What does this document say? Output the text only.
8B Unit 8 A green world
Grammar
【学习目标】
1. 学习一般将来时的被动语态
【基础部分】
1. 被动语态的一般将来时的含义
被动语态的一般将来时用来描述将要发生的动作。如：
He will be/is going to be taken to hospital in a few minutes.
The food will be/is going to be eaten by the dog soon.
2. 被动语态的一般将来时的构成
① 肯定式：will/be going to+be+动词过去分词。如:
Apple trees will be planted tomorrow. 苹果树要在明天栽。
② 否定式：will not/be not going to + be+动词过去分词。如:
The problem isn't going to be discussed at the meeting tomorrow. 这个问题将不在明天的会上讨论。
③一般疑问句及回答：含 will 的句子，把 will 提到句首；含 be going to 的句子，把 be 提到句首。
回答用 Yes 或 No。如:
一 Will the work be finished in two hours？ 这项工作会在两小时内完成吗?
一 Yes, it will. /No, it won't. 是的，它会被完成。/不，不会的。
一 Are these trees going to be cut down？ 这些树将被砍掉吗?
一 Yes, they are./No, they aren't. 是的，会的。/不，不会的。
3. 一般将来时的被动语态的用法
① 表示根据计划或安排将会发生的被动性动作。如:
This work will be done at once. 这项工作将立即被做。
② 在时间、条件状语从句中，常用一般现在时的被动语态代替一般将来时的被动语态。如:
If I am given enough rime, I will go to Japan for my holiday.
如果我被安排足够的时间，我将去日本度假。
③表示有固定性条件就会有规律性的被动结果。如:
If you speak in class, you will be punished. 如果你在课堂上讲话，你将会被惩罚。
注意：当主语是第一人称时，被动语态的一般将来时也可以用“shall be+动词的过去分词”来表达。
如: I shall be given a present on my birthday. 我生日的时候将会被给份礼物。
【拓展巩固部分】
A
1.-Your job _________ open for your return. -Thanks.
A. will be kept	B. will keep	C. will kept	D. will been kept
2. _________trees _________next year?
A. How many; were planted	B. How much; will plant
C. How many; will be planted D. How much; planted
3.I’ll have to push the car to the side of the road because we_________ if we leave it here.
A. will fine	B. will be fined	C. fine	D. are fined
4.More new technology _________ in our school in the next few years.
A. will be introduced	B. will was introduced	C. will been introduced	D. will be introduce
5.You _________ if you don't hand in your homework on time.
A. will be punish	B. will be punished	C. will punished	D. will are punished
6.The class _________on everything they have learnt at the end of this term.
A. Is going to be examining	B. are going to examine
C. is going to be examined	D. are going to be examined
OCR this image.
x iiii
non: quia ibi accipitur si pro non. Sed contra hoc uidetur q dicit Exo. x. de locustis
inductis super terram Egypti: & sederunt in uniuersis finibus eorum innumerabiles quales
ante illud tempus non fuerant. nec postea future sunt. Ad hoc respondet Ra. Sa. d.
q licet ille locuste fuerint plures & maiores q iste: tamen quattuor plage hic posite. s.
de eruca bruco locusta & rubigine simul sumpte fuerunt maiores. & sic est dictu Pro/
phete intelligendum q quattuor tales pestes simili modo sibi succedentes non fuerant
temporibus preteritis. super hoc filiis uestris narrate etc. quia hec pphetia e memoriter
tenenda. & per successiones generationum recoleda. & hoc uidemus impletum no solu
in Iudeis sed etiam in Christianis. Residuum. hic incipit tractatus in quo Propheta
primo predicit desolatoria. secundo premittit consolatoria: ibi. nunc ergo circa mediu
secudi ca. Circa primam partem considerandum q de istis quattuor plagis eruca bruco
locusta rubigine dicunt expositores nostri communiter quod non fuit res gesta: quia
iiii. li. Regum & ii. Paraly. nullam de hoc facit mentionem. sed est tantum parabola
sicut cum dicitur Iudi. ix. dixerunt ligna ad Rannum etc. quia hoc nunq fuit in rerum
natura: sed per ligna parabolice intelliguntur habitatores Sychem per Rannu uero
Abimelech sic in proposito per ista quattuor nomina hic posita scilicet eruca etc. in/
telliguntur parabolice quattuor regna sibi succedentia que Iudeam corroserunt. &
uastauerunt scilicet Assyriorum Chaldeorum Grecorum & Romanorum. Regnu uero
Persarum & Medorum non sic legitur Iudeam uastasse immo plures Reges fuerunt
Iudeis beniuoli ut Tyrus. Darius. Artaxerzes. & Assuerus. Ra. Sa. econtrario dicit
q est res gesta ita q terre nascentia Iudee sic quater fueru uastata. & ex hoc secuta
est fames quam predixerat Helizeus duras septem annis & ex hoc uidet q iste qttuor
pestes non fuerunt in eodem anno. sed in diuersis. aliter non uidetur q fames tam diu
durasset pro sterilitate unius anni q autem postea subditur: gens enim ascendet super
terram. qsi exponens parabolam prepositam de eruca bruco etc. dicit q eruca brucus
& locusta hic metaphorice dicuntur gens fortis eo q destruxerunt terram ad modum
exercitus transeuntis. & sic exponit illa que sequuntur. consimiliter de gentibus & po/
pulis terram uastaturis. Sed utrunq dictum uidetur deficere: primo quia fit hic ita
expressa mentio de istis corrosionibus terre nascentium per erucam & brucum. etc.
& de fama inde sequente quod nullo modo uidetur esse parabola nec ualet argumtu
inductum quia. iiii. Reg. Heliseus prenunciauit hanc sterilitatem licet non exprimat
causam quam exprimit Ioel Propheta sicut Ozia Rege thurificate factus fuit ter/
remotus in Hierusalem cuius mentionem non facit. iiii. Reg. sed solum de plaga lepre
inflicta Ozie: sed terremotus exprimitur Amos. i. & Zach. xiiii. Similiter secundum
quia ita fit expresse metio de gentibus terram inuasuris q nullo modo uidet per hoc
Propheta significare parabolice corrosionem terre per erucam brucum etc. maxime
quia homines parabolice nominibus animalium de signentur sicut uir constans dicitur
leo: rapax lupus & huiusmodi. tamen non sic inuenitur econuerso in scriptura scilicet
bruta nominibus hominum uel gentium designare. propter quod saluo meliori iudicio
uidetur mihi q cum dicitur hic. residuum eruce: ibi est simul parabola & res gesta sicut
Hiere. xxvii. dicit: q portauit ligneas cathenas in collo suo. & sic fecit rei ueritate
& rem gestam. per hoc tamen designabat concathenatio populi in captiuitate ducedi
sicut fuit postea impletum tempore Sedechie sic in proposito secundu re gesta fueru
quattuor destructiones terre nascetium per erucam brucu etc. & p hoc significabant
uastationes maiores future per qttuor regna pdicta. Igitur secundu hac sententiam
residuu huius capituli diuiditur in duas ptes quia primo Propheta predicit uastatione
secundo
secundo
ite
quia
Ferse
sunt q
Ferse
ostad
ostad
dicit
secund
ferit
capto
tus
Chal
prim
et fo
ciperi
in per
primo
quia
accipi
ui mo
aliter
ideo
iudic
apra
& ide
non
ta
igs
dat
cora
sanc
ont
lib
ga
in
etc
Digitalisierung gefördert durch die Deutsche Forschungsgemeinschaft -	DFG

◇ ◇ ◇ ◇ ◇ ◇ ◇

▶ Exercise aim
Your task is to repeat every entry exactly.

▶ Written reply
What does this document say? Output the text only.
8B Unit 8 A green world
Grammar
【学习目标】
1. 学习一般将来时的被动语态
【基础部分】
1. 被动语态的一般将来时的含义
被动语态的一般将来时用来描述将要发生的动作。如：
He will be/is going to be taken to hospital in a few minutes.
The food will be/is going to be eaten by the dog soon.
2. 被动语态的一般将来时的构成
① 肯定式：will/be going to+be+动词过去分词。如:
Apple trees will be planted tomorrow. 苹果树要在明天栽。
② 否定式：will not/be not going to + be+动词过去分词。如:
The problem isn't going to be discussed at the meeting tomorrow. 这个问题将不在明天的会上讨论。
③一般疑问句及回答：含 will 的句子，把 will 提到句首；含 be going to 的句子，把 be 提到句首。
回答用 Yes 或 No。如:
一 Will the work be finished in two hours？ 这项工作会在两小时内完成吗?
一 Yes, it will. /No, it won't. 是的，它会被完成。/不，不会的。
一 Are these trees going to be cut down？ 这些树将被砍掉吗?
一 Yes, they are./No, they aren't. 是的，会的。/不，不会的。
3. 一般将来时的被动语态的用法
① 表示根据计划或安排将会发生的被动性动作。如:
This work will be done at once. 这项工作将立即被做。
② 在时间、条件状语从句中，常用一般现在时的被动语态代替一般将来时的被动语态。如:
If I am given enough rime, I will go to Japan for my holiday.
如果我被安排足够的时间，我将去日本度假。
③表示有固定性条件就会有规律性的被动结果。如:
If you speak in class, you will be punished. 如果你在课堂上讲话，你将会被惩罚。
注意：当主语是第一人称时，被动语态的一般将来时也可以用“shall be+动词的过去分词”来表达。
如: I shall be given a present on my birthday. 我生日的时候将会被给份礼物。
【拓展巩固部分】
A
1.-Your job _________ open for your return. -Thanks.
A. will be kept	B. will keep	C. will kept	D. will been kept
2. _________trees _________next year?
A. How many; were planted	B. How much; will plant
C. How many; will be planted D. How much; planted
3.I’ll have to push the car to the side of the road because we_________ if we leave it here.
A. will fine	B. will be fined	C. fine	D. are fined
4.More new technology _________ in our school in the next few years.
A. will be introduced	B. will was introduced	C. will been introduced	D. will be introduce
5.You _________ if you don't hand in your homework on time.
A. will be punish	B. will be punished	C. will punished	D. will are punished
6.The class _________on everything they have learnt at the end of this term.
A. Is going to be examining	B. are going to examine
C. is going to be examined	D. are going to be examined
OCR this image.
x iiii
non: quia ibi accipitur si pro non. Sed contra hoc uidetur q dicit Exo. x. de locustis
inductis super terram Egypti: & sederunt in uniuersis finibus eorum innumerabiles quales
ante illud tempus non fuerant. nec postea future sunt. Ad hoc respondet Ra. Sa. d.
q licet ille locuste fuerint plures & maiores q iste: tamen quattuor plage hic posite. s.
de eruca bruco locusta & rubigine simul sumpte fuerunt maiores. & sic est dictu Pro/
phete intelligendum q quattuor tales pestes simili modo sibi succedentes non fuerant
temporibus preteritis. super hoc filiis uestris narrate etc. quia hec pphetia e memoriter
tenenda. & per successiones generationum recoleda. & hoc uidemus impletum no solu
in Iudeis sed etiam in Christianis. Residuum. hic incipit tractatus in quo Propheta
primo predicit desolatoria. secundo premittit consolatoria: ibi. nunc ergo circa mediu
secudi ca. Circa primam partem considerandum q de istis quattuor plagis eruca bruco
locusta rubigine dicunt expositores nostri communiter quod non fuit res gesta: quia
iiii. li. Regum & ii. Paraly. nullam de hoc facit mentionem. sed est tantum parabola
sicut cum dicitur Iudi. ix. dixerunt ligna ad Rannum etc. quia hoc nunq fuit in rerum
natura: sed per ligna parabolice intelliguntur habitatores Sychem per Rannu uero
Abimelech sic in proposito per ista quattuor nomina hic posita scilicet eruca etc. in/
telliguntur parabolice quattuor regna sibi succedentia que Iudeam corroserunt. &
uastauerunt scilicet Assyriorum Chaldeorum Grecorum & Romanorum. Regnu uero
Persarum & Medorum non sic legitur Iudeam uastasse immo plures Reges fuerunt
Iudeis beniuoli ut Tyrus. Darius. Artaxerzes. & Assuerus. Ra. Sa. econtrario dicit
q est res gesta ita q terre nascentia Iudee sic quater fueru uastata. & ex hoc secuta
est fames quam predixerat Helizeus duras septem annis & ex hoc uidet q iste qttuor
pestes non fuerunt in eodem anno. sed in diuersis. aliter non uidetur q fames tam diu
durasset pro sterilitate unius anni q autem postea subditur: gens enim ascendet super
terram. qsi exponens parabolam prepositam de eruca bruco etc. dicit q eruca brucus
& locusta hic metaphorice dicuntur gens fortis eo q destruxerunt terram ad modum
exercitus transeuntis. & sic exponit illa que sequuntur. consimiliter de gentibus & po/
pulis terram uastaturis. Sed utrunq dictum uidetur deficere: primo quia fit hic ita
expressa mentio de istis corrosionibus terre nascentium per erucam & brucum. etc.
& de fama inde sequente quod nullo modo uidetur esse parabola nec ualet argumtu
inductum quia. iiii. Reg. Heliseus prenunciauit hanc sterilitatem licet non exprimat
causam quam exprimit Ioel Propheta sicut Ozia Rege thurificate factus fuit ter/
remotus in Hierusalem cuius mentionem non facit. iiii. Reg. sed solum de plaga lepre
inflicta Ozie: sed terremotus exprimitur Amos. i. & Zach. xiiii. Similiter secundum
quia ita fit expresse metio de gentibus terram inuasuris q nullo modo uidet per hoc
Propheta significare parabolice corrosionem terre per erucam brucum etc. maxime
quia homines parabolice nominibus animalium de signentur sicut uir constans dicitur
leo: rapax lupus & huiusmodi. tamen non sic inuenitur econuerso in scriptura scilicet
bruta nominibus hominum uel gentium designare. propter quod saluo meliori iudicio
uidetur mihi q cum dicitur hic. residuum eruce: ibi est simul parabola & res gesta sicut
Hiere. xxvii. dicit: q portauit ligneas cathenas in collo suo. & sic fecit rei ueritate
& rem gestam. per hoc tamen designabat concathenatio populi in captiuitate ducedi
sicut fuit postea impletum tempore Sedechie sic in proposito secundu re gesta fueru
quattuor destructiones terre nascetium per erucam brucu etc. & p hoc significabant
uastationes maiores future per qttuor regna pdicta. Igitur secundu hac sententiam
residuu huius capituli diuiditur in duas ptes quia primo Propheta predicit uastatione
secundo
secundo
ite
quia
Ferse
sunt q
Ferse
ostad
ostad
dicit
secund
ferit
capto
tus
Chal
prim
et fo
ciperi
in per
primo
quia
accipi
ui mo
aliter
ideo
iudic
apra
& ide
non
ta
igs
dat
cora
sanc
ont
lib
ga
in
etc
Digitalisierung gefördert durch die Deutsche Forschungsgemeinschaft -	DFG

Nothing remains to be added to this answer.